» Exercise description: Copy the lines of the records exactly as they appear, from the very start of the records through the line that contains "x-tick-label: 08/22 xyxy=(619,493,659,533)".

[Data listing]
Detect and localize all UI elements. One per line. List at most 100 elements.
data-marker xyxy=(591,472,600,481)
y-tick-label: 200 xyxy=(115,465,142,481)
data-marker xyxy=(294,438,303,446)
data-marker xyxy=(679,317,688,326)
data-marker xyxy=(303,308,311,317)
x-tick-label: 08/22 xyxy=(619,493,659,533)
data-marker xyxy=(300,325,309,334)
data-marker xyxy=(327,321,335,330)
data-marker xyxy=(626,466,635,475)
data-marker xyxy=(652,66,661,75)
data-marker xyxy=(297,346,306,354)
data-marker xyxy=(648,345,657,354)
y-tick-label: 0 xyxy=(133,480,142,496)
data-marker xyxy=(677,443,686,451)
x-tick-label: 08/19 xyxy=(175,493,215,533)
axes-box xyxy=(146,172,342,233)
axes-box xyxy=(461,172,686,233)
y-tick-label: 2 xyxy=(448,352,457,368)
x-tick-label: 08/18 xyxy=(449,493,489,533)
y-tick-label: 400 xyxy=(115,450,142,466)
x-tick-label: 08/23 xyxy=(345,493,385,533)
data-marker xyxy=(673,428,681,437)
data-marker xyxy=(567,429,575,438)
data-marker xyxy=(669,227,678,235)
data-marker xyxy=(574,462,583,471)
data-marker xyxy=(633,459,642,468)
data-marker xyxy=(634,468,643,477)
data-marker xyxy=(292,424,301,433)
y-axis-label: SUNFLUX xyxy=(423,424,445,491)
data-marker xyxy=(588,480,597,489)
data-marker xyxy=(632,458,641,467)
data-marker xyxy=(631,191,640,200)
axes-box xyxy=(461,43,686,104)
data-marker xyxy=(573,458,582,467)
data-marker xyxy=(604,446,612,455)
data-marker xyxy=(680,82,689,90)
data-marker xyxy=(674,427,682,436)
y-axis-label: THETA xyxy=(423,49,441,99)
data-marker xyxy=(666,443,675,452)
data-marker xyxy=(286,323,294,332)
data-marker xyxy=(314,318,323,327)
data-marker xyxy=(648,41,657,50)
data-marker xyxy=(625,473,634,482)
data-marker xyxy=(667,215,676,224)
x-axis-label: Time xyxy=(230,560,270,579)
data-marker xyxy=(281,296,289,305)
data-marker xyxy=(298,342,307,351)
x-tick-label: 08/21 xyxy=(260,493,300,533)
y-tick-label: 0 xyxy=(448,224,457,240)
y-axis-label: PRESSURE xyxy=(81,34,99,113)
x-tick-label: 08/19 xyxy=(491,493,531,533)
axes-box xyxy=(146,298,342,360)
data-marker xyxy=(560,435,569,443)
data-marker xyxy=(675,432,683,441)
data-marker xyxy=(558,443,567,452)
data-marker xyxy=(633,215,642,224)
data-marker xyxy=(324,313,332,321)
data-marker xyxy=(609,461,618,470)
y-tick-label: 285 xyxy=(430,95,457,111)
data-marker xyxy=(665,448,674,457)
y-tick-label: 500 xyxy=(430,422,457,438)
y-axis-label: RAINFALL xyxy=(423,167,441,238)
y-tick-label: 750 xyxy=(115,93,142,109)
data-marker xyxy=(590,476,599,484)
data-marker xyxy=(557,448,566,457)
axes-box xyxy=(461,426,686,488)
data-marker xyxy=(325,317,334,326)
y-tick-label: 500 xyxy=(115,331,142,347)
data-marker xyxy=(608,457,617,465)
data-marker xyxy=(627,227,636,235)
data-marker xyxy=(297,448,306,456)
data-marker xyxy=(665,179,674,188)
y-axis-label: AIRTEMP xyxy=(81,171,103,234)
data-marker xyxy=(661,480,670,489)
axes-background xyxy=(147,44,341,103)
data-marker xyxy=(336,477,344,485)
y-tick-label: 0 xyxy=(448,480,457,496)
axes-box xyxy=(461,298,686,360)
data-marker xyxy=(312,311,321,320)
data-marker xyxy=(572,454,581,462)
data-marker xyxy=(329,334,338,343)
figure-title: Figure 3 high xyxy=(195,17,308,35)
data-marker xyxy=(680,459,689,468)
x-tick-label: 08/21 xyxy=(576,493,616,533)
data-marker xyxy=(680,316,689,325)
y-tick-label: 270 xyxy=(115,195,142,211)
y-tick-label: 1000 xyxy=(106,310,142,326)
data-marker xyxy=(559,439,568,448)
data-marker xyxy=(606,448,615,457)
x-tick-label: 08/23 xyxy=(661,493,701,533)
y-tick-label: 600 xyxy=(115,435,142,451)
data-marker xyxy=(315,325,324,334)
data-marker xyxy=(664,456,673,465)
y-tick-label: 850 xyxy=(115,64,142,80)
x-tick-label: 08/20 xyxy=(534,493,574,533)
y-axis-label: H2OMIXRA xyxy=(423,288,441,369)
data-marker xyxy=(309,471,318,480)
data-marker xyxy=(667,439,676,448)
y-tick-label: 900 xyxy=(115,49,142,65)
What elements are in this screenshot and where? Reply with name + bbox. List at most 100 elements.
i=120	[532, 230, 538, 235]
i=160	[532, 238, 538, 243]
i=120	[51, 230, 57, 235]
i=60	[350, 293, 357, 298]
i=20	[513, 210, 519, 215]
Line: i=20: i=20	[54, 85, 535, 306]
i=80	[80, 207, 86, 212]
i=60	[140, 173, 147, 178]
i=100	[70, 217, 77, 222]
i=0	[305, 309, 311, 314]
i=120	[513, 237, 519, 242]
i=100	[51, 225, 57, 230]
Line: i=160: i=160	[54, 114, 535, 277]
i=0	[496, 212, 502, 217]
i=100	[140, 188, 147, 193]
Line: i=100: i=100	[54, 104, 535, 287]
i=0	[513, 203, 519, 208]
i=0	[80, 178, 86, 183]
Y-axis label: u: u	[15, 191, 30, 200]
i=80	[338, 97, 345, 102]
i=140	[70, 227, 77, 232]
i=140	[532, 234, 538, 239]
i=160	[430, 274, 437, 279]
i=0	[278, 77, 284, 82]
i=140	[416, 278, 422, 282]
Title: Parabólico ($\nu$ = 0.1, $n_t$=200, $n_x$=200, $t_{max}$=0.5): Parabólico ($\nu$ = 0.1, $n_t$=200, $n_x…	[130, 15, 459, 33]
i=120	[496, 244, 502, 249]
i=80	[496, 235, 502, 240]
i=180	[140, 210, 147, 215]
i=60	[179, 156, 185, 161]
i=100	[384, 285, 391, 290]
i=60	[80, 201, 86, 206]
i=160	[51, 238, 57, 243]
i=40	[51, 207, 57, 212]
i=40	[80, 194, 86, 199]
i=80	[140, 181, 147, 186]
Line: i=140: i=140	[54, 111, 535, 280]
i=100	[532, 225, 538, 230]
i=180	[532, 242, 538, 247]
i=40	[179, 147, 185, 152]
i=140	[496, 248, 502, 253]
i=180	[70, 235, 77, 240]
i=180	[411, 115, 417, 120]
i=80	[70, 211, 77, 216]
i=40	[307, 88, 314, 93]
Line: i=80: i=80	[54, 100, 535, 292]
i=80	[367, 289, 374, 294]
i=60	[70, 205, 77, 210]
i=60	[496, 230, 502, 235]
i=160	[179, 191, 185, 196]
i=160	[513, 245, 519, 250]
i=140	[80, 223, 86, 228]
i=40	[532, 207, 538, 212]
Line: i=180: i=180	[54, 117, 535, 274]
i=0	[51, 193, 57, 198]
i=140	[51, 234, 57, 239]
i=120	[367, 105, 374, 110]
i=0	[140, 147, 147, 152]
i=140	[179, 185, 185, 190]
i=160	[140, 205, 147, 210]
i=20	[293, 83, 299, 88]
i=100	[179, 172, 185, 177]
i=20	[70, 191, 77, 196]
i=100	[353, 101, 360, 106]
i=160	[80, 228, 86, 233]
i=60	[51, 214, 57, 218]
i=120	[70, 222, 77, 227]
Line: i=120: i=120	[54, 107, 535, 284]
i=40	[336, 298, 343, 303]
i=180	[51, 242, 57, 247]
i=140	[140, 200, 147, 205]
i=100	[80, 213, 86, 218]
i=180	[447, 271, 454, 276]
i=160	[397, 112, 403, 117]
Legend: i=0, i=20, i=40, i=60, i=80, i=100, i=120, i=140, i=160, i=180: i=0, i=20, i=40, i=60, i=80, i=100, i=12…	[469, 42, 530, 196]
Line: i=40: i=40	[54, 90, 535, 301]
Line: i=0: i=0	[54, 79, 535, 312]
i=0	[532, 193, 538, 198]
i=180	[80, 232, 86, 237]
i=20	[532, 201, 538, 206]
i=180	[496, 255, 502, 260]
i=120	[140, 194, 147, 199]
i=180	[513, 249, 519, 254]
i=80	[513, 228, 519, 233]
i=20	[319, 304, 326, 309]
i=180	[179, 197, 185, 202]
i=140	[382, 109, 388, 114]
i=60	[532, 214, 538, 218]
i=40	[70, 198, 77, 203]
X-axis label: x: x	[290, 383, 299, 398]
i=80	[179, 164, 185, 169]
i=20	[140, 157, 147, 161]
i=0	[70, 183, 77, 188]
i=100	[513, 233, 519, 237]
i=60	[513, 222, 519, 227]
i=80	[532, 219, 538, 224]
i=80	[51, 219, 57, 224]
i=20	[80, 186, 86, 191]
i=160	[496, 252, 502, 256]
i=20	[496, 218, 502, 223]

» Result for this exercise:
Detect and localize all UI elements. One per line. List at most 100 elements.
data-marker xyxy=(591,472,600,481)
y-tick-label: 200 xyxy=(115,465,142,481)
data-marker xyxy=(294,438,303,446)
data-marker xyxy=(679,317,688,326)
data-marker xyxy=(303,308,311,317)
x-tick-label: 08/22 xyxy=(619,493,659,533)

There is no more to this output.